PROMPT: From the abstract below, list every group of households that the study found to have lower exit rates than married households.

SELECTION:
Upjohn Institute Working Paper No. 09-159
Several recent changes in the Food Stamp Program have been directed toward households without children. Some, including new work requirements for able-bodied adults without dependents (ABAWDs), were intended to promote self-sufficiency, while others, including easier application and recertification procedures, were intended to increase participation among underserved groups, such as the disabled and the elderly. Despite their relevance to policymakers, adult-only households have been examined by only a few studies. We use administrative records from South Carolina and event-history methods to investigate how spells of food stamp participation for adult-only households vary with ABAWD provisions, recertification intervals, economic conditions and other characteristics. We find that households that were subject to ABAWD policies had shorter spells and lower rates of food stamp participation than other households. We also find that households were much more likely to leave the Food Stamp Program at recertification dates than at other dates. Compared to married households, exit rates were lower for households in high unemployment areas, for female- and black-headed households, for individuals with less education, and for never-married households. We further find that the time limit was associated with exits with and without earnings, suggesting that this policy increased self-sufficiency for some households but left others without support.

SOURCE EXCERPT:
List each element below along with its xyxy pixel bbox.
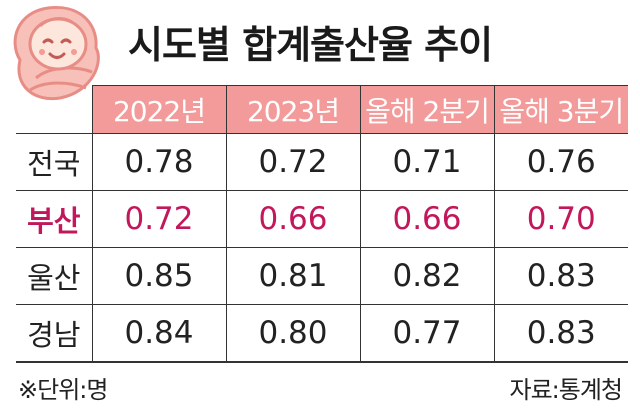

RIGHT ANSWER:
- Households in high unemployment areas
- Female-headed households
- Black-headed households
- Individuals with less education
- Never-married households